→ **Фрагмент текста**
ПРИМѢЧАНIЕ
Никакъ
не могу умолчать о томъ, что въ первомъ письмѣ Григорьева касается меня и
покойнаго моего брата. Тутъ есть ошибки, и по нѣкоторымъ изъ нихъ полную
правду могу возстановить только я; я былъ тутъ самъ дѣятелемъ, а по
другимъ фактамъ личнымъ свидѣтелемъ.
1)
Слова Григорьева: «Слѣдовало не загонять какъ почтовую лошадь высокое
дарованiе Ѳ. Достоевскаго, а холить, беречь его и удерживать отъ фельетонной
дѣятельности, которая его окончательно погубитъ и литературно и
физически»… — никоимъ образомъ не могутъ быть обращены въ упрекъ моему
брату, любившему меня, цѣнившему меня, какъ литератора, слишкомъ высоко и
пристрастно и гораздо болѣе меня радовавшемуся моимъ успѣхамъ,
когда они мнѣ доставались. Этотъ благороднѣйшiй человекъ не могъ
употреблять меня въ своемъ журналѣ, какъ почтовую лошадь. Въ этомъ письмѣ
Григорьева очевидно говорится о романѣ моемъ: «Униженные и Оскорбленные»,
напечатанномъ тогда во «Времени». Если я написалъ фельетонный романъ (въ чемъ
сознаюсь совершенно), то виноватъ въ этомъ я и одинъ только я. Такъ я писалъ и
всю мою жизнь, такъ написалъ все, что издано мною, кромѣ повѣсти
«Бѣдные люди» и нѣкоторыхъ главъ изъ «Мертваго дома». Очень часто
случалось въ моей литературной жизни, что начало главы романа или повѣсти
было уже въ типографiи и въ наборѣ, а окончанiе сидѣло еще въ моей
головѣ, но непремѣнно
должно было написаться къ завтраму. Привыкнувъ такъ работать, я поступилъ точно
также и съ «Униженными и Оскорбленными», но никѣмъ на этотъ разъ не
принуждаемый, а по собственной волѣ моей. Начинавшемуся журналу,
успѣхъ котораго мнѣ былъ дороже всего, нуженъ былъ романъ, и я
предложилъ ромавъ въ четырехъ частяхъ. Я самъ
увѣрилъ брата, что весь планъ у меня давно сдѣланъ (чего не было),
что писать мнѣ будетъ легко, что первая часть уже написана и т. д.

→ **Условие задания**
Подхватите примечание о письме Григорьева и продолжите его со следующего предложения после последнего приведенного.

→ **Записанные данные**

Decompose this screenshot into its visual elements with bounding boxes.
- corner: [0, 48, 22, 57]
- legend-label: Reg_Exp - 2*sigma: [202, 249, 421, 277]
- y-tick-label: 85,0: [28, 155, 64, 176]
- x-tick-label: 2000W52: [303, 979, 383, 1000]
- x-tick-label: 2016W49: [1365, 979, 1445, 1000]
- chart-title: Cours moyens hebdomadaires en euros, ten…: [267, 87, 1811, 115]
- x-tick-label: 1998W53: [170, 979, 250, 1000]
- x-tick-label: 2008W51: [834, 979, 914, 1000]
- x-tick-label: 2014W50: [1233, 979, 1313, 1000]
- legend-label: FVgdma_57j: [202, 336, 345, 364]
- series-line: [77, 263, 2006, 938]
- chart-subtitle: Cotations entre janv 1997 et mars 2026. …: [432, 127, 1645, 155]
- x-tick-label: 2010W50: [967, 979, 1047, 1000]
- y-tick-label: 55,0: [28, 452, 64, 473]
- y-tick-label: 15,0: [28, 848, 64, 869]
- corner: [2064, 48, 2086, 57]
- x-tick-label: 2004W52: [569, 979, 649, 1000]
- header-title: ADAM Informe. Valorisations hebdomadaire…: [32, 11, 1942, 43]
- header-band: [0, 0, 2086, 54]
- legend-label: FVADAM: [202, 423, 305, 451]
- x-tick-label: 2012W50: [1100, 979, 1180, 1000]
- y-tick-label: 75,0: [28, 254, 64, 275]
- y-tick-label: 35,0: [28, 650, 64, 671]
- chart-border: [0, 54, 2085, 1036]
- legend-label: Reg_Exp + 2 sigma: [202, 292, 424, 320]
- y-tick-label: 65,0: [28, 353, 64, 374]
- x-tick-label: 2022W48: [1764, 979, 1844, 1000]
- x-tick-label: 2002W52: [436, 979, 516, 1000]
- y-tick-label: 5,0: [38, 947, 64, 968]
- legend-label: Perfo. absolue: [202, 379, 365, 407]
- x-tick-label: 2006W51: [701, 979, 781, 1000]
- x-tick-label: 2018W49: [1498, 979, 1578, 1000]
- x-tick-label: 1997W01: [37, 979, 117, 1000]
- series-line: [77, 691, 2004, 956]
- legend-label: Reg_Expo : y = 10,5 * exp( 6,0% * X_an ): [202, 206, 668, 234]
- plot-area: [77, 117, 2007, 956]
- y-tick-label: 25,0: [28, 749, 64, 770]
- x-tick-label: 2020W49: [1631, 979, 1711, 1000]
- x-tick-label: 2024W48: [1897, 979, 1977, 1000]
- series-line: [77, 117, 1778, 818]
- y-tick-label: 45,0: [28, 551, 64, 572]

→ **Результат выполнения**
Здесь я дѣйствовалъ не изъ–за денегъ. Совершенно сознаюсь что въ моемъ
романѣ выставлено много ккуколъ, а не людей, что въ немъ ходячiя книжки,
а не лица, принявшiя художественную форму (на что требовалось дѣйствительно
время и выноска идей въ умѣ и въ
душѣ) . Въ то время какъ я писалъ, я разумѣется, въ жару работы, этого
не сознавалъ, а только развѣ предчувствовалъ. Но вотъ что я зналъ
навѣрно, начиная тогда писать: 1) что хоть романъ и не удастся, но въ немъ
будетъ поэзiя, 2) что будетъ два–три мѣста горячихъ и сильныхъ, 3) что
два наиболѣе серьозныхъ характера будутъ изображены совершенно
вѣрно и даже художественно.
Этой увѣренности было съ меня довольно. Вышло произведенiе дикое, но въ
немъ есть съ полсотни страницъ, которыми я горжусь. Произведенiе это обратило
впрочемъ на себя нѣкоторое вниманiе публики. Конечно, я самъ виноватъ въ
томъ, что всю жизнь такъ работалъ, и соглашаюсь, что это очень нехорошо, но...
Да
проститъ мнѣ читатель эту рацею о себѣ и о «высокомъ дарованiи» моемъ, хотя–бы въ томъ уваженiи, что я первый
разъ въ жизни заговорилъ теперь самъ о своихъ сочиненiяхъ. Но повторяю, въ фельетонствѣ
моемъ я самъ былъ виноватъ и никогда, никогда благородный и великодушный братъ
мой не мучилъ меня работой... Добрый Аполлонъ Александрович, съ которымъ я сошолся
гораздо ближе впослѣдствiи, всегда слѣдилъ за моей работой съ
горячимъ участiемъ, а это объясняетъ слова его. Онъ только не зналъ на этотъ
разъ, въ чемъ дѣло.
2)
Н. Н. Страховъ хоть и представляетъ далѣе въ статьѣ своей
комментарiй на слова моего брата, приведенные Аполлономъ Григорьевымъ о
Кирѣевскомъ, Хомяковѣ и О. Ѳеодорѣ, но такъ какъ я
самъ былъ тутъ, при этомъ разговорѣ, то считаю, какъ личный свидетель, не
лишнимъ разъяснить эти слова въ ихъ настоящемъ смыслѣ.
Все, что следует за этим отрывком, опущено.